--- START Listed records ---
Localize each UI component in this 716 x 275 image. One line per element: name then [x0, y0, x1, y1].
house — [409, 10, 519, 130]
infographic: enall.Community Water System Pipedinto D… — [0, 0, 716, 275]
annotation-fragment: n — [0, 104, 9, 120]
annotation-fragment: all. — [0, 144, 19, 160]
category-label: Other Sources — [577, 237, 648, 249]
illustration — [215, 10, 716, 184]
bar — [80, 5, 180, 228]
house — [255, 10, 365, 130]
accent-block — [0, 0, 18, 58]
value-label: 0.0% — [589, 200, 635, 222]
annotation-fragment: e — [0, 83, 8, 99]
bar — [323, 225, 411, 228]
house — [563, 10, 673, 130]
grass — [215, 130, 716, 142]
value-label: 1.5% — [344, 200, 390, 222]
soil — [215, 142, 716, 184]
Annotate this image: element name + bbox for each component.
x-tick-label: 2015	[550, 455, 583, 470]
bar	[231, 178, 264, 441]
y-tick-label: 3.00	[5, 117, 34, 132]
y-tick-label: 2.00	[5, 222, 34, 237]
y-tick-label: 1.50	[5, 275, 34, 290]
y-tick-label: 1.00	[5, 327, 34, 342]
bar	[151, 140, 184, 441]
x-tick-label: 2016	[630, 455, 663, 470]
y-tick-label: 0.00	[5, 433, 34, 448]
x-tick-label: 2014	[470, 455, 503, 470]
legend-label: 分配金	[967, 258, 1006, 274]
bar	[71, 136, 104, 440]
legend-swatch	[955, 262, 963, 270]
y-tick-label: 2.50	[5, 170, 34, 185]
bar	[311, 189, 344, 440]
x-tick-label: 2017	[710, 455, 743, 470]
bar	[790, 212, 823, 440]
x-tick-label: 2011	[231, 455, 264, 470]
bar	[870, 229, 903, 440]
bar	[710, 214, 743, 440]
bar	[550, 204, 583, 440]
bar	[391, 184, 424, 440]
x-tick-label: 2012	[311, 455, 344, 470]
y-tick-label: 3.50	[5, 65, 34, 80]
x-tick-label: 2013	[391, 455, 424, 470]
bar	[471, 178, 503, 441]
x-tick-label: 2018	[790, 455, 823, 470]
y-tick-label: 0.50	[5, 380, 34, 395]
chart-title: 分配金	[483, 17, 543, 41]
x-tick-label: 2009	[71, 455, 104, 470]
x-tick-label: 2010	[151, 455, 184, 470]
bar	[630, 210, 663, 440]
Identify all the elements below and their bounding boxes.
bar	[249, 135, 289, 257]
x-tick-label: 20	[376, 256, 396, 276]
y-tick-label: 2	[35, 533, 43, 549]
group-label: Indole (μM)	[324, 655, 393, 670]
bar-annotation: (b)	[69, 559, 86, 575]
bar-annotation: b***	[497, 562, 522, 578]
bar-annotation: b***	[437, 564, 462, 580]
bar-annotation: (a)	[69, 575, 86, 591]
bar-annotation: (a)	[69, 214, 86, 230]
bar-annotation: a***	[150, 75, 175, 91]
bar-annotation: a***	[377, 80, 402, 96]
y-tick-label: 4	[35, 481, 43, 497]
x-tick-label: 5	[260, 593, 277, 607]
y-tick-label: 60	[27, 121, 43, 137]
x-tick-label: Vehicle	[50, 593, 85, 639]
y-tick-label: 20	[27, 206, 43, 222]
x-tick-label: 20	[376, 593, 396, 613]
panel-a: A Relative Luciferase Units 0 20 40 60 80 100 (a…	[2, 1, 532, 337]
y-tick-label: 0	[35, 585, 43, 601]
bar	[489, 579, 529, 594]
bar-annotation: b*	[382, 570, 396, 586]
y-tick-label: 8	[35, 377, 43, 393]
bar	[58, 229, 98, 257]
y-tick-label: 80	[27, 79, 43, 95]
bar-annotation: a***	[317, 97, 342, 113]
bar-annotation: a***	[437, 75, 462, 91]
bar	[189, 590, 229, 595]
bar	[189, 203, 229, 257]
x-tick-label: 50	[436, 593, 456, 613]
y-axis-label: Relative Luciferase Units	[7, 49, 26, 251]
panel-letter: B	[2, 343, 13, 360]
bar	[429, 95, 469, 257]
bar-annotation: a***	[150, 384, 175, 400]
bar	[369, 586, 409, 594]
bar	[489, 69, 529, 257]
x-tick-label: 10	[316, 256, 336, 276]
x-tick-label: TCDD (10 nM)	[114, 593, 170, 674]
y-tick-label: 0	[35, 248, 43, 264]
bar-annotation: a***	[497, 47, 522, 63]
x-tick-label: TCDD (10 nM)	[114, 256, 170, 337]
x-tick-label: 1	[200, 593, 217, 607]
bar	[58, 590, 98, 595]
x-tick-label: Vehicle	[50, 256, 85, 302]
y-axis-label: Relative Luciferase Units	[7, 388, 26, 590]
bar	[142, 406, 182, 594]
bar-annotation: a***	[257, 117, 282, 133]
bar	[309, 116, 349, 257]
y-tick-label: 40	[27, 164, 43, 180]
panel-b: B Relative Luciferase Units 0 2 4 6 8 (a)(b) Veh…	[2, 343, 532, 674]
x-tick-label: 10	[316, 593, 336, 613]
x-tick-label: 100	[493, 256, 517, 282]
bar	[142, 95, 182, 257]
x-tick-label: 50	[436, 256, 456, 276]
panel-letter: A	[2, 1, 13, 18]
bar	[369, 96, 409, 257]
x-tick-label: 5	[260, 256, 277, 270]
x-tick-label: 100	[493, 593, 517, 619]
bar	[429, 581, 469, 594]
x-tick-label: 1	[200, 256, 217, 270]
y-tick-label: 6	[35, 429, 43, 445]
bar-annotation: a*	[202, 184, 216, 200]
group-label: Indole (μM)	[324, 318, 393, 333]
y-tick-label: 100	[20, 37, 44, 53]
--- END Listed records ---
Required work: Rewrite all of the data above with "group-caption" substituted for "group-label", keeping everything else the same.

Output for this exercise:
Localize each UI component in this 716 x 275 image. One line per element: name then [x0, y0, x1, y1].
house — [409, 10, 519, 130]
infographic: enall.Community Water System Pipedinto D… — [0, 0, 716, 275]
annotation-fragment: n — [0, 104, 9, 120]
annotation-fragment: all. — [0, 144, 19, 160]
category-label: Other Sources — [577, 237, 648, 249]
illustration — [215, 10, 716, 184]
bar — [80, 5, 180, 228]
house — [255, 10, 365, 130]
accent-block — [0, 0, 18, 58]
value-label: 0.0% — [589, 200, 635, 222]
annotation-fragment: e — [0, 83, 8, 99]
bar — [323, 225, 411, 228]
house — [563, 10, 673, 130]
grass — [215, 130, 716, 142]
value-label: 1.5% — [344, 200, 390, 222]
soil — [215, 142, 716, 184]
Annotate this image: element name + bbox for each component.
x-tick-label: 2015	[550, 455, 583, 470]
bar	[231, 178, 264, 441]
y-tick-label: 3.00	[5, 117, 34, 132]
y-tick-label: 2.00	[5, 222, 34, 237]
y-tick-label: 1.50	[5, 275, 34, 290]
y-tick-label: 1.00	[5, 327, 34, 342]
bar	[151, 140, 184, 441]
x-tick-label: 2016	[630, 455, 663, 470]
y-tick-label: 0.00	[5, 433, 34, 448]
x-tick-label: 2014	[470, 455, 503, 470]
legend-label: 分配金	[967, 258, 1006, 274]
bar	[71, 136, 104, 440]
legend-swatch	[955, 262, 963, 270]
y-tick-label: 2.50	[5, 170, 34, 185]
bar	[311, 189, 344, 440]
x-tick-label: 2017	[710, 455, 743, 470]
bar	[790, 212, 823, 440]
x-tick-label: 2011	[231, 455, 264, 470]
bar	[870, 229, 903, 440]
bar	[710, 214, 743, 440]
bar	[550, 204, 583, 440]
bar	[391, 184, 424, 440]
x-tick-label: 2012	[311, 455, 344, 470]
y-tick-label: 3.50	[5, 65, 34, 80]
x-tick-label: 2013	[391, 455, 424, 470]
bar	[471, 178, 503, 441]
x-tick-label: 2018	[790, 455, 823, 470]
y-tick-label: 0.50	[5, 380, 34, 395]
chart-title: 分配金	[483, 17, 543, 41]
x-tick-label: 2009	[71, 455, 104, 470]
x-tick-label: 2010	[151, 455, 184, 470]
bar	[630, 210, 663, 440]
Identify all the elements below and their bounding boxes.
bar	[249, 135, 289, 257]
x-tick-label: 20	[376, 256, 396, 276]
y-tick-label: 2	[35, 533, 43, 549]
group-caption: Indole (μM)	[324, 655, 393, 670]
bar-annotation: (b)	[69, 559, 86, 575]
bar-annotation: b***	[497, 562, 522, 578]
bar-annotation: b***	[437, 564, 462, 580]
bar-annotation: (a)	[69, 575, 86, 591]
bar-annotation: (a)	[69, 214, 86, 230]
bar-annotation: a***	[150, 75, 175, 91]
bar-annotation: a***	[377, 80, 402, 96]
y-tick-label: 4	[35, 481, 43, 497]
x-tick-label: 5	[260, 593, 277, 607]
y-tick-label: 60	[27, 121, 43, 137]
x-tick-label: Vehicle	[50, 593, 85, 639]
y-tick-label: 20	[27, 206, 43, 222]
x-tick-label: 20	[376, 593, 396, 613]
panel-a: A Relative Luciferase Units 0 20 40 60 80 100 (a…	[2, 1, 532, 337]
y-tick-label: 0	[35, 585, 43, 601]
bar	[489, 579, 529, 594]
bar-annotation: b*	[382, 570, 396, 586]
y-tick-label: 8	[35, 377, 43, 393]
bar	[58, 229, 98, 257]
y-tick-label: 80	[27, 79, 43, 95]
bar-annotation: a***	[317, 97, 342, 113]
bar-annotation: a***	[437, 75, 462, 91]
bar	[189, 590, 229, 595]
bar	[189, 203, 229, 257]
x-tick-label: 50	[436, 593, 456, 613]
y-axis-label: Relative Luciferase Units	[7, 49, 26, 251]
panel-letter: B	[2, 343, 13, 360]
bar	[429, 95, 469, 257]
bar-annotation: a***	[150, 384, 175, 400]
bar	[369, 586, 409, 594]
bar	[489, 69, 529, 257]
x-tick-label: 10	[316, 256, 336, 276]
x-tick-label: TCDD (10 nM)	[114, 593, 170, 674]
y-tick-label: 0	[35, 248, 43, 264]
bar-annotation: a***	[497, 47, 522, 63]
x-tick-label: TCDD (10 nM)	[114, 256, 170, 337]
x-tick-label: 1	[200, 593, 217, 607]
bar	[58, 590, 98, 595]
x-tick-label: Vehicle	[50, 256, 85, 302]
y-axis-label: Relative Luciferase Units	[7, 388, 26, 590]
bar	[142, 406, 182, 594]
bar-annotation: a***	[257, 117, 282, 133]
bar	[309, 116, 349, 257]
y-tick-label: 40	[27, 164, 43, 180]
panel-b: B Relative Luciferase Units 0 2 4 6 8 (a)(b) Veh…	[2, 343, 532, 674]
x-tick-label: 10	[316, 593, 336, 613]
x-tick-label: 100	[493, 256, 517, 282]
bar	[142, 95, 182, 257]
x-tick-label: 50	[436, 256, 456, 276]
panel-letter: A	[2, 1, 13, 18]
bar	[369, 96, 409, 257]
x-tick-label: 5	[260, 256, 277, 270]
x-tick-label: 100	[493, 593, 517, 619]
bar	[429, 581, 469, 594]
x-tick-label: 1	[200, 256, 217, 270]
y-tick-label: 6	[35, 429, 43, 445]
bar-annotation: a*	[202, 184, 216, 200]
group-caption: Indole (μM)	[324, 318, 393, 333]
y-tick-label: 100	[20, 37, 44, 53]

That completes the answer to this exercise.